**Material supplied**

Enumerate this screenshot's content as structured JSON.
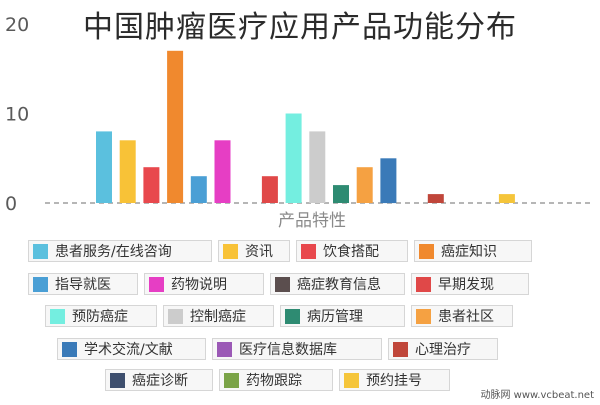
{
  "chart_data": {
    "type": "bar",
    "title": "中国肿瘤医疗应用产品功能分布",
    "xlabel": "产品特性",
    "ylabel": "",
    "ylim": [
      0,
      20
    ],
    "yticks": [
      0,
      10,
      20
    ],
    "grid": false,
    "legend_position": "bottom",
    "categories": [
      "患者服务/在线咨询",
      "资讯",
      "饮食搭配",
      "癌症知识",
      "指导就医",
      "药物说明",
      "癌症教育信息",
      "早期发现",
      "预防癌症",
      "控制癌症",
      "病历管理",
      "患者社区",
      "学术交流/文献",
      "医疗信息数据库",
      "心理治疗",
      "癌症诊断",
      "药物跟踪",
      "预约挂号"
    ],
    "values": [
      8,
      7,
      4,
      17,
      3,
      7,
      0,
      3,
      10,
      8,
      2,
      4,
      5,
      0,
      1,
      0,
      0,
      1
    ],
    "colors": [
      "#5bc0de",
      "#f8c237",
      "#e8484d",
      "#f0892e",
      "#4a9fd5",
      "#e63ec4",
      "#5b4e4e",
      "#e04848",
      "#74eee0",
      "#cccccc",
      "#2e8b72",
      "#f5a142",
      "#3a7ab8",
      "#9b59b6",
      "#c0463a",
      "#3e4f6e",
      "#7aa347",
      "#f5c53a"
    ]
  },
  "watermark": "动脉网 www.vcbeat.net"
}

**Your task**
Retype the records exactly. Any image in them should not appear in what you write.

**Solution for this task**
Enumerate this screenshot's content as structured JSON.
{
  "chart_data": {
    "type": "bar",
    "title": "中国肿瘤医疗应用产品功能分布",
    "xlabel": "产品特性",
    "ylabel": "",
    "ylim": [
      0,
      20
    ],
    "yticks": [
      0,
      10,
      20
    ],
    "grid": false,
    "legend_position": "bottom",
    "categories": [
      "患者服务/在线咨询",
      "资讯",
      "饮食搭配",
      "癌症知识",
      "指导就医",
      "药物说明",
      "癌症教育信息",
      "早期发现",
      "预防癌症",
      "控制癌症",
      "病历管理",
      "患者社区",
      "学术交流/文献",
      "医疗信息数据库",
      "心理治疗",
      "癌症诊断",
      "药物跟踪",
      "预约挂号"
    ],
    "values": [
      8,
      7,
      4,
      17,
      3,
      7,
      0,
      3,
      10,
      8,
      2,
      4,
      5,
      0,
      1,
      0,
      0,
      1
    ],
    "colors": [
      "#5bc0de",
      "#f8c237",
      "#e8484d",
      "#f0892e",
      "#4a9fd5",
      "#e63ec4",
      "#5b4e4e",
      "#e04848",
      "#74eee0",
      "#cccccc",
      "#2e8b72",
      "#f5a142",
      "#3a7ab8",
      "#9b59b6",
      "#c0463a",
      "#3e4f6e",
      "#7aa347",
      "#f5c53a"
    ]
  },
  "watermark": "动脉网 www.vcbeat.net"
}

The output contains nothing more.